(Dataset records on visual material)
____
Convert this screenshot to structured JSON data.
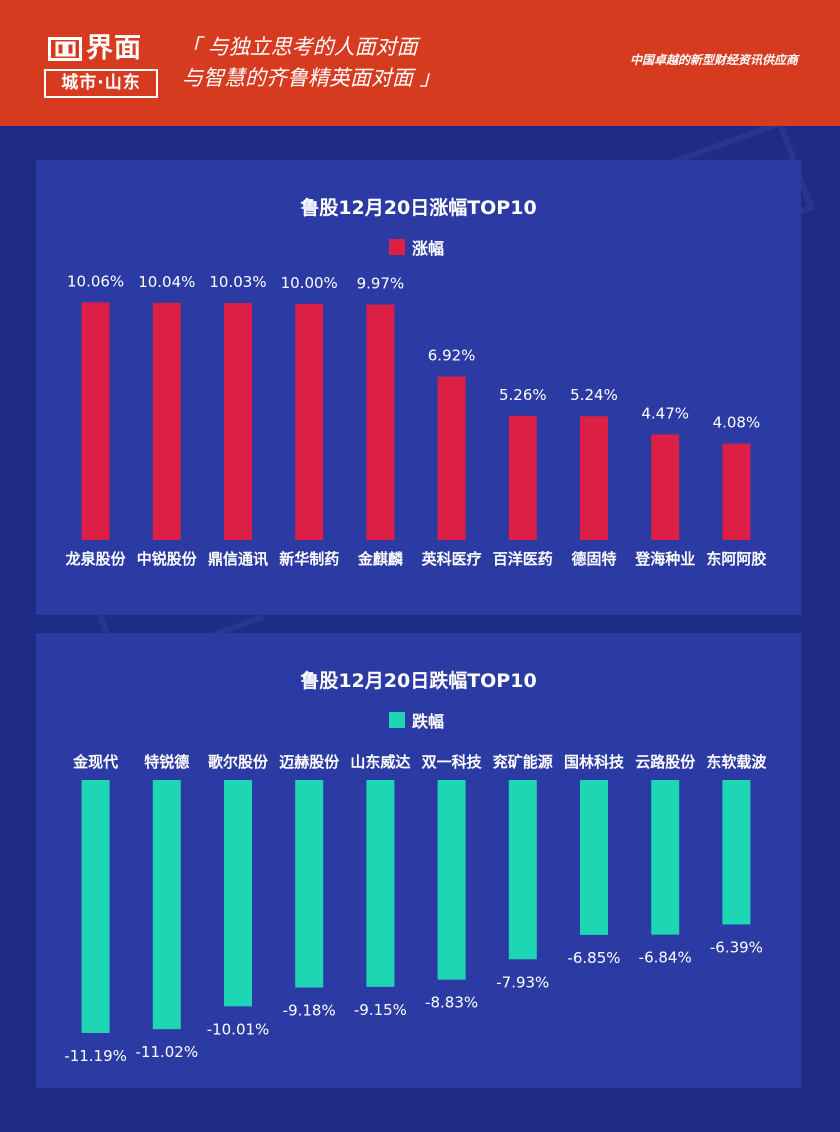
{
  "header": {
    "logo_main": "界面",
    "logo_sub": "城市·山东",
    "slogan_line1": "「 与独立思考的人面对面",
    "slogan_line2": "与智慧的齐鲁精英面对面 」",
    "tagline": "中国卓越的新型财经资讯供应商"
  },
  "colors": {
    "background": "#1f2c86",
    "panel": "#2b3ba3",
    "header": "#d63a1f",
    "gain_bar": "#dc1f44",
    "loss_bar": "#1fd6b4"
  },
  "chart_data": [
    {
      "type": "bar",
      "title": "鲁股12月20日涨幅TOP10",
      "legend": "涨幅",
      "legend_placement": "top-center",
      "grid": false,
      "categories": [
        "龙泉股份",
        "中锐股份",
        "鼎信通讯",
        "新华制药",
        "金麒麟",
        "英科医疗",
        "百洋医药",
        "德固特",
        "登海种业",
        "东阿阿胶"
      ],
      "values": [
        10.06,
        10.04,
        10.03,
        10.0,
        9.97,
        6.92,
        5.26,
        5.24,
        4.47,
        4.08
      ],
      "labels": [
        "10.06%",
        "10.04%",
        "10.03%",
        "10.00%",
        "9.97%",
        "6.92%",
        "5.26%",
        "5.24%",
        "4.47%",
        "4.08%"
      ],
      "ylim": [
        0,
        10.5
      ]
    },
    {
      "type": "bar",
      "title": "鲁股12月20日跌幅TOP10",
      "legend": "跌幅",
      "legend_placement": "top-center",
      "grid": false,
      "categories": [
        "金现代",
        "特锐德",
        "歌尔股份",
        "迈赫股份",
        "山东威达",
        "双一科技",
        "兖矿能源",
        "国林科技",
        "云路股份",
        "东软载波"
      ],
      "values": [
        -11.19,
        -11.02,
        -10.01,
        -9.18,
        -9.15,
        -8.83,
        -7.93,
        -6.85,
        -6.84,
        -6.39
      ],
      "labels": [
        "-11.19%",
        "-11.02%",
        "-10.01%",
        "-9.18%",
        "-9.15%",
        "-8.83%",
        "-7.93%",
        "-6.85%",
        "-6.84%",
        "-6.39%"
      ],
      "ylim": [
        -11.5,
        0
      ]
    }
  ]
}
____
*Direction:*
Repeat the records in full, exactly as they appear, without the pictures.

*Task solution:*
Convert this screenshot to structured JSON data.
{
  "header": {
    "logo_main": "界面",
    "logo_sub": "城市·山东",
    "slogan_line1": "「 与独立思考的人面对面",
    "slogan_line2": "与智慧的齐鲁精英面对面 」",
    "tagline": "中国卓越的新型财经资讯供应商"
  },
  "colors": {
    "background": "#1f2c86",
    "panel": "#2b3ba3",
    "header": "#d63a1f",
    "gain_bar": "#dc1f44",
    "loss_bar": "#1fd6b4"
  },
  "chart_data": [
    {
      "type": "bar",
      "title": "鲁股12月20日涨幅TOP10",
      "legend": "涨幅",
      "legend_placement": "top-center",
      "grid": false,
      "categories": [
        "龙泉股份",
        "中锐股份",
        "鼎信通讯",
        "新华制药",
        "金麒麟",
        "英科医疗",
        "百洋医药",
        "德固特",
        "登海种业",
        "东阿阿胶"
      ],
      "values": [
        10.06,
        10.04,
        10.03,
        10.0,
        9.97,
        6.92,
        5.26,
        5.24,
        4.47,
        4.08
      ],
      "labels": [
        "10.06%",
        "10.04%",
        "10.03%",
        "10.00%",
        "9.97%",
        "6.92%",
        "5.26%",
        "5.24%",
        "4.47%",
        "4.08%"
      ],
      "ylim": [
        0,
        10.5
      ]
    },
    {
      "type": "bar",
      "title": "鲁股12月20日跌幅TOP10",
      "legend": "跌幅",
      "legend_placement": "top-center",
      "grid": false,
      "categories": [
        "金现代",
        "特锐德",
        "歌尔股份",
        "迈赫股份",
        "山东威达",
        "双一科技",
        "兖矿能源",
        "国林科技",
        "云路股份",
        "东软载波"
      ],
      "values": [
        -11.19,
        -11.02,
        -10.01,
        -9.18,
        -9.15,
        -8.83,
        -7.93,
        -6.85,
        -6.84,
        -6.39
      ],
      "labels": [
        "-11.19%",
        "-11.02%",
        "-10.01%",
        "-9.18%",
        "-9.15%",
        "-8.83%",
        "-7.93%",
        "-6.85%",
        "-6.84%",
        "-6.39%"
      ],
      "ylim": [
        -11.5,
        0
      ]
    }
  ]
}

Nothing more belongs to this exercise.